**EXERCISE DIRECTIONS:** Restate each line word for word. Leave out every picture.

**MATERIAL FOR THE TASK:**
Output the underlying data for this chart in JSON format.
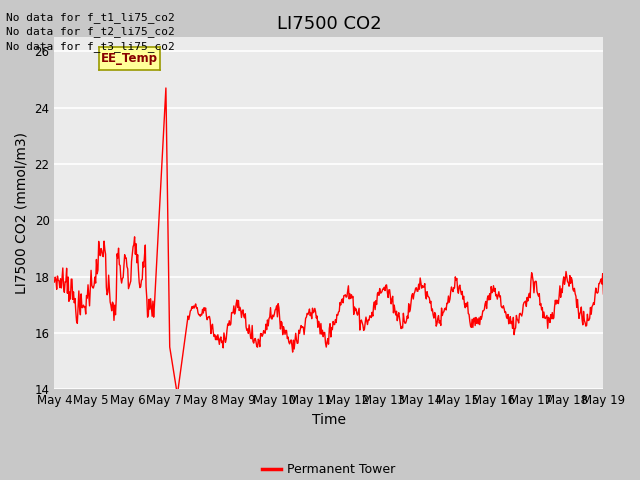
{
  "title": "LI7500 CO2",
  "ylabel": "LI7500 CO2 (mmol/m3)",
  "xlabel": "Time",
  "ylim": [
    14,
    26.5
  ],
  "yticks": [
    14,
    16,
    18,
    20,
    22,
    24,
    26
  ],
  "xtick_labels": [
    "May 4",
    "May 5",
    "May 6",
    "May 7",
    "May 8",
    "May 9",
    "May 10",
    "May 11",
    "May 12",
    "May 13",
    "May 14",
    "May 15",
    "May 16",
    "May 17",
    "May 18",
    "May 19"
  ],
  "line_color": "#ff0000",
  "line_width": 1.0,
  "plot_bg_color": "#ebebeb",
  "fig_bg_color": "#c8c8c8",
  "legend_label": "Permanent Tower",
  "no_data_texts": [
    "No data for f_t1_li75_co2",
    "No data for f_t2_li75_co2",
    "No data for f_t3_li75_co2"
  ],
  "ee_temp_box_color": "#ffff99",
  "ee_temp_box_edgecolor": "#999900",
  "title_fontsize": 13,
  "axis_label_fontsize": 10,
  "tick_fontsize": 8.5,
  "no_data_fontsize": 8,
  "legend_fontsize": 9
}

**ANSWER TO THIS TASK:**
Output the underlying data for this chart in JSON format.
{
  "title": "LI7500 CO2",
  "ylabel": "LI7500 CO2 (mmol/m3)",
  "xlabel": "Time",
  "ylim": [
    14,
    26.5
  ],
  "yticks": [
    14,
    16,
    18,
    20,
    22,
    24,
    26
  ],
  "xtick_labels": [
    "May 4",
    "May 5",
    "May 6",
    "May 7",
    "May 8",
    "May 9",
    "May 10",
    "May 11",
    "May 12",
    "May 13",
    "May 14",
    "May 15",
    "May 16",
    "May 17",
    "May 18",
    "May 19"
  ],
  "line_color": "#ff0000",
  "line_width": 1.0,
  "plot_bg_color": "#ebebeb",
  "fig_bg_color": "#c8c8c8",
  "legend_label": "Permanent Tower",
  "no_data_texts": [
    "No data for f_t1_li75_co2",
    "No data for f_t2_li75_co2",
    "No data for f_t3_li75_co2"
  ],
  "ee_temp_box_color": "#ffff99",
  "ee_temp_box_edgecolor": "#999900",
  "title_fontsize": 13,
  "axis_label_fontsize": 10,
  "tick_fontsize": 8.5,
  "no_data_fontsize": 8,
  "legend_fontsize": 9
}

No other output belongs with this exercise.